#### [Task objective]
Collect every line below that contains the word "text".

#### [Supplied data]
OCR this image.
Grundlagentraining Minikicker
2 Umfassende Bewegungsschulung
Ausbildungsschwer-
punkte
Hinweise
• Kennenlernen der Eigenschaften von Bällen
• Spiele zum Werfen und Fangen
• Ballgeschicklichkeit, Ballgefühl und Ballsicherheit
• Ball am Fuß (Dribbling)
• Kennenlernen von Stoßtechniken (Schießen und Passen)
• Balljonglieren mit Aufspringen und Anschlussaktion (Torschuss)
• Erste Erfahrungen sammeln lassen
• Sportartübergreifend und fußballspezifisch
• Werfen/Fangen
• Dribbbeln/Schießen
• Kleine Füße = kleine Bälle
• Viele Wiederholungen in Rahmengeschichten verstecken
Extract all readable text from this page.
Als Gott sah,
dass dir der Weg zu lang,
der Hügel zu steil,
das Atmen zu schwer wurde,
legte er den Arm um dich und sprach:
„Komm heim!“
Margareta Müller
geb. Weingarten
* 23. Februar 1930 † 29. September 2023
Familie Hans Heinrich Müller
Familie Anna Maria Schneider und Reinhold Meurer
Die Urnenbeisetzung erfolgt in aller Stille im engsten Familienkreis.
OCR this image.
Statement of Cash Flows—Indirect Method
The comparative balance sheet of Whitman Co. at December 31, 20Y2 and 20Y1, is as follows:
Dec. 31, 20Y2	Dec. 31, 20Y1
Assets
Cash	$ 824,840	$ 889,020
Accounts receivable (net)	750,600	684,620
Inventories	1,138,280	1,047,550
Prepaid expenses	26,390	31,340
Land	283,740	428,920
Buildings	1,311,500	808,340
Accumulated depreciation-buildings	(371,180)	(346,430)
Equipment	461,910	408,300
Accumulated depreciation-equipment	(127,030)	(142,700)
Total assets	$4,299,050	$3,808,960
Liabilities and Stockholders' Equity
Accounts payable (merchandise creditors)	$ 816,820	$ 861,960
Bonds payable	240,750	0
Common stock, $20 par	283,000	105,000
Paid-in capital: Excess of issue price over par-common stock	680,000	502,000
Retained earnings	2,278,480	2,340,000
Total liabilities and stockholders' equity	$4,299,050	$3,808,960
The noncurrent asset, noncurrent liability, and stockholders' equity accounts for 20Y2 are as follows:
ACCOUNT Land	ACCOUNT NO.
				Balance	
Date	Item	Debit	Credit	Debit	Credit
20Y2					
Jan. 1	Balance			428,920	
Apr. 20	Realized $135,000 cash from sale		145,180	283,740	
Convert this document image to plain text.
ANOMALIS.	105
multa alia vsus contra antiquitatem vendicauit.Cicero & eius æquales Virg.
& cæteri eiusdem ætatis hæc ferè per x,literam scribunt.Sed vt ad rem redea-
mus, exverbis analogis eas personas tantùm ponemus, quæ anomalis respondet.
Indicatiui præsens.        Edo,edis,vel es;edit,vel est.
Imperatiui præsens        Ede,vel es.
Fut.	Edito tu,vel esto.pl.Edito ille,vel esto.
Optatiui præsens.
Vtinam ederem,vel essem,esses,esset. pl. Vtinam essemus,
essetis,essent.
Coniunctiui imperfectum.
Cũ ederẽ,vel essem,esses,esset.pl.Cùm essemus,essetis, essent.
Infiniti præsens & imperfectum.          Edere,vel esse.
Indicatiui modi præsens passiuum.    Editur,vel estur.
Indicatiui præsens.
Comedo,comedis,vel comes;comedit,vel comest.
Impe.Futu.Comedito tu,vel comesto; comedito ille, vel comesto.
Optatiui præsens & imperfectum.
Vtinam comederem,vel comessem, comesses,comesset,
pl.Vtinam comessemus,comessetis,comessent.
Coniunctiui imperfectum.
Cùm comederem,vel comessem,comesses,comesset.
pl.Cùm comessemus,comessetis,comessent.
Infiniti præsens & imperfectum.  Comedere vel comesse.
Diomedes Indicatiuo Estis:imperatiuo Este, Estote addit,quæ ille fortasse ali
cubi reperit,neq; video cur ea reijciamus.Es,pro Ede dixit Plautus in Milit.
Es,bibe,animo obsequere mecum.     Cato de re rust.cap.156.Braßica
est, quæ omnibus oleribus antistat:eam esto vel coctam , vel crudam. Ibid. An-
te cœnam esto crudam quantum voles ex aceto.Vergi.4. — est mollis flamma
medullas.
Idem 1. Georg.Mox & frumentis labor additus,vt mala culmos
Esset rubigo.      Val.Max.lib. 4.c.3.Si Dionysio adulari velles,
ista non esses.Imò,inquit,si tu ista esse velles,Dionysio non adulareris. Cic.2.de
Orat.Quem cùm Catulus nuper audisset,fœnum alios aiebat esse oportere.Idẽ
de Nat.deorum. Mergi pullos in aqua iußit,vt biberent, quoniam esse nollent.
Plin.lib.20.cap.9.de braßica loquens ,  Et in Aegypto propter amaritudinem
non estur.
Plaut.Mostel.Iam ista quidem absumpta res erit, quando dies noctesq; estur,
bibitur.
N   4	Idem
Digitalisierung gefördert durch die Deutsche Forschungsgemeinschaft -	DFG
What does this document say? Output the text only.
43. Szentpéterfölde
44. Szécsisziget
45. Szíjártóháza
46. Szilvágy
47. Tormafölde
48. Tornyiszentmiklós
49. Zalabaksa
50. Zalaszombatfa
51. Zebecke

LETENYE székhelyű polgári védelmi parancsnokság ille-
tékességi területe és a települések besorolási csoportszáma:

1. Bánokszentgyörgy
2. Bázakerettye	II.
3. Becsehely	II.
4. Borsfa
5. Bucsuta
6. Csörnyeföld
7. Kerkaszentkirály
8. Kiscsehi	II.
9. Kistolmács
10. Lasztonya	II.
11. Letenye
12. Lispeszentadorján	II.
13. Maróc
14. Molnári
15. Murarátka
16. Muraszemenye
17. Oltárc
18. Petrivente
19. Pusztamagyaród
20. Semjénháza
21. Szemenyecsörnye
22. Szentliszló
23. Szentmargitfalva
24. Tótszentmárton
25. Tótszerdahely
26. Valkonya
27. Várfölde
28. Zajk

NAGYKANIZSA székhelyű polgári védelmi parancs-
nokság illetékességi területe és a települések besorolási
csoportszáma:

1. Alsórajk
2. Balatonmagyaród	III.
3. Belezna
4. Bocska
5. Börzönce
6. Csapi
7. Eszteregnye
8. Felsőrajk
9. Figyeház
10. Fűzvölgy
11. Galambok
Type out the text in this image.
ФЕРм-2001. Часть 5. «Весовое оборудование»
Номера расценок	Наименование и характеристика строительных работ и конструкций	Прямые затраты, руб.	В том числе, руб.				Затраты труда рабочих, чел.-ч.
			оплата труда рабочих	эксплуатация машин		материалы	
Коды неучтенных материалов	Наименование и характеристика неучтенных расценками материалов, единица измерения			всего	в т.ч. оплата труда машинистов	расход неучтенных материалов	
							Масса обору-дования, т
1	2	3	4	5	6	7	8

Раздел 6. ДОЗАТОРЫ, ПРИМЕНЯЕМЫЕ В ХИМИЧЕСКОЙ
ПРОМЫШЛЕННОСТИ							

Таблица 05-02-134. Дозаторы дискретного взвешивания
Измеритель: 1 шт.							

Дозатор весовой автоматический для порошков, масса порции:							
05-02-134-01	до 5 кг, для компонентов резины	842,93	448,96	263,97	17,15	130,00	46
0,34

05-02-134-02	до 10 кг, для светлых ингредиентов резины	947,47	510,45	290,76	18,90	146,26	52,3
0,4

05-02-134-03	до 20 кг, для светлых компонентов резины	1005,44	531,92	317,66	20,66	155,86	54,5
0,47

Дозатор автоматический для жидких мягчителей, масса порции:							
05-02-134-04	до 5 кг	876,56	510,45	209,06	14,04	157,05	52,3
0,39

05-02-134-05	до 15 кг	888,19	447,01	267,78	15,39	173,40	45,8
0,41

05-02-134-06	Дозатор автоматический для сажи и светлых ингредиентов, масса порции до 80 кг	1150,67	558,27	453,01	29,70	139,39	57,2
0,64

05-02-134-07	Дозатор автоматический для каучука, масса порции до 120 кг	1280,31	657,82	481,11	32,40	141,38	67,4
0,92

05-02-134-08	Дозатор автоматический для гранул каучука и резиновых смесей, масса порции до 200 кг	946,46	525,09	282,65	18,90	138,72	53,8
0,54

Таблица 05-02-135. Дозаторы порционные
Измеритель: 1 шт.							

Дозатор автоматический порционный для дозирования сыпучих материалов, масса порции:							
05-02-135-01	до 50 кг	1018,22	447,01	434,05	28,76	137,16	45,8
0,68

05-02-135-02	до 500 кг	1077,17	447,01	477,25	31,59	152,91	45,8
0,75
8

#### [Written answer]
Extract all readable text from this page.
Convert this document image to plain text.
What does this document say? Output the text only.
Type out the text in this image.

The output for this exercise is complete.